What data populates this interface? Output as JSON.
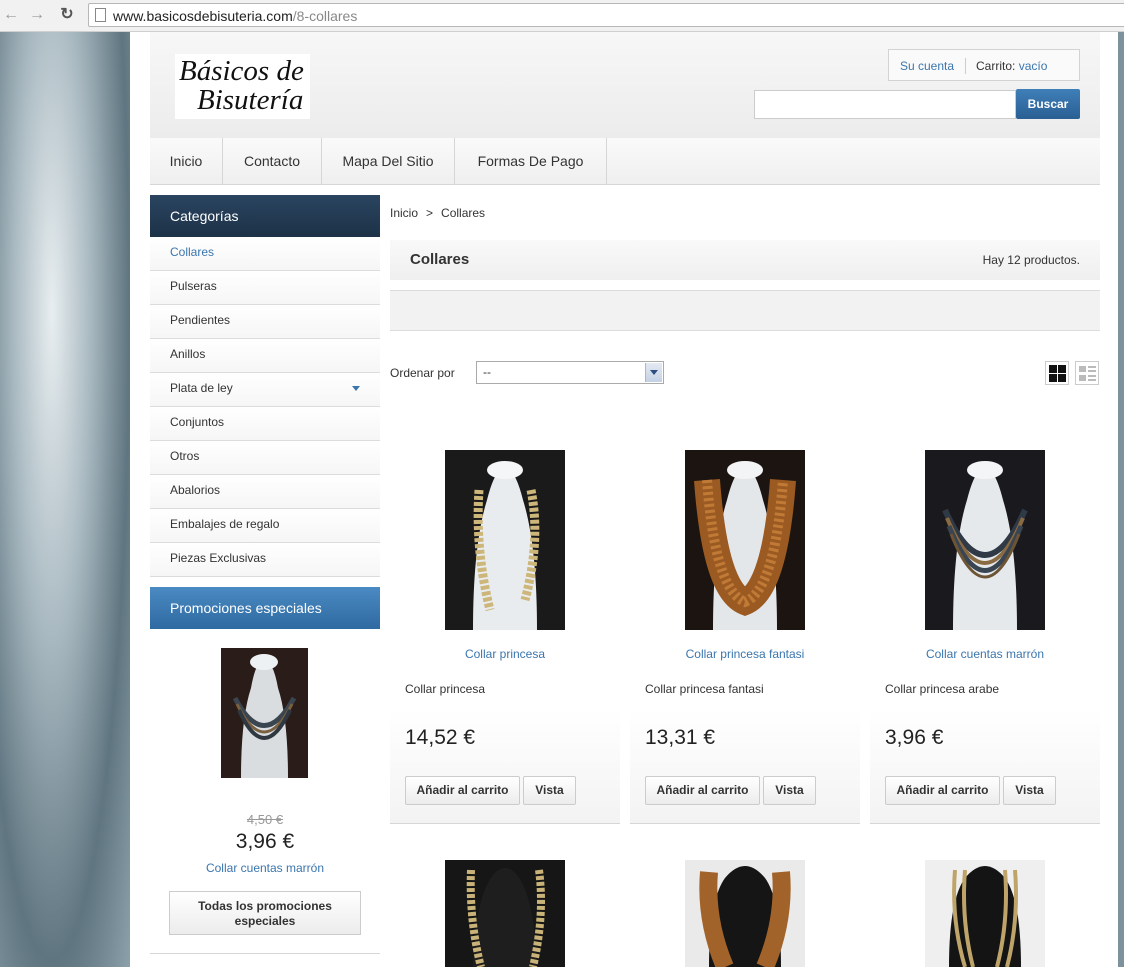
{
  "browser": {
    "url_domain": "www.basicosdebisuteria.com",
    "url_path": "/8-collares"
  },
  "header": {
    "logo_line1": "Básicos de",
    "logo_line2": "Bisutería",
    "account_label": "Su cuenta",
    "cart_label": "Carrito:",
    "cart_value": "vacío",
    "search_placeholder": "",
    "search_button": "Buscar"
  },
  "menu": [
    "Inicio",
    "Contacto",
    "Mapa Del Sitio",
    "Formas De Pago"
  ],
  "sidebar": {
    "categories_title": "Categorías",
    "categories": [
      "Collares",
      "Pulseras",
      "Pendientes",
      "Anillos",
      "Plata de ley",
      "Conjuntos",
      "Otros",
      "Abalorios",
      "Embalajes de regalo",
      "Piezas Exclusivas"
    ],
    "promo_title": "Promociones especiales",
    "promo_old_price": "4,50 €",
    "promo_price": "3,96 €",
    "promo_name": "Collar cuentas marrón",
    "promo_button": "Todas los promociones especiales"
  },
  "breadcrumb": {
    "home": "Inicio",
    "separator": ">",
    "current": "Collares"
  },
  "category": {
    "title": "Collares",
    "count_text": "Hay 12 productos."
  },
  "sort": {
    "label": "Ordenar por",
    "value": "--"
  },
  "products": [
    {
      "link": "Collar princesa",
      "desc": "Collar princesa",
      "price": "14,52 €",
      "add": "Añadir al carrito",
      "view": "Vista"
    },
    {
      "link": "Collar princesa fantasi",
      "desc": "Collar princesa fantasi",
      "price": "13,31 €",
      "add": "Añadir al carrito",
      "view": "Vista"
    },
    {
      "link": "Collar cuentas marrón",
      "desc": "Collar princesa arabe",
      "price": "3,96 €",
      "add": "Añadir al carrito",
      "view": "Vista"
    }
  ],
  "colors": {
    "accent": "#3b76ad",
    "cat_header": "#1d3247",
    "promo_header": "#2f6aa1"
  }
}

---

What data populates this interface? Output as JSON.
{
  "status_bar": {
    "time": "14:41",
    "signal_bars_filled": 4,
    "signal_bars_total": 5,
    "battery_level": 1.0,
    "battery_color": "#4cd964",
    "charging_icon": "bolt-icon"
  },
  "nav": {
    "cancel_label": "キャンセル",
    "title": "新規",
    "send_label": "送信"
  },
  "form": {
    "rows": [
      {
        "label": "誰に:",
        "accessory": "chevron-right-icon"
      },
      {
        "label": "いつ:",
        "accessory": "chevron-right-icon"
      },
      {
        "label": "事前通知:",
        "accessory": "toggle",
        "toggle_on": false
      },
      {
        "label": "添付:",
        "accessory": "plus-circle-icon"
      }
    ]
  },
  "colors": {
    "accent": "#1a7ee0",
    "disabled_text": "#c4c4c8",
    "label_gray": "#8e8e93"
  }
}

- What the task asks
Find the lines above that contain the word "accessory" and collect them.

- Answer to the exercise
        "accessory": "chevron-right-icon"
        "accessory": "chevron-right-icon"
        "accessory": "toggle",
        "accessory": "plus-circle-icon"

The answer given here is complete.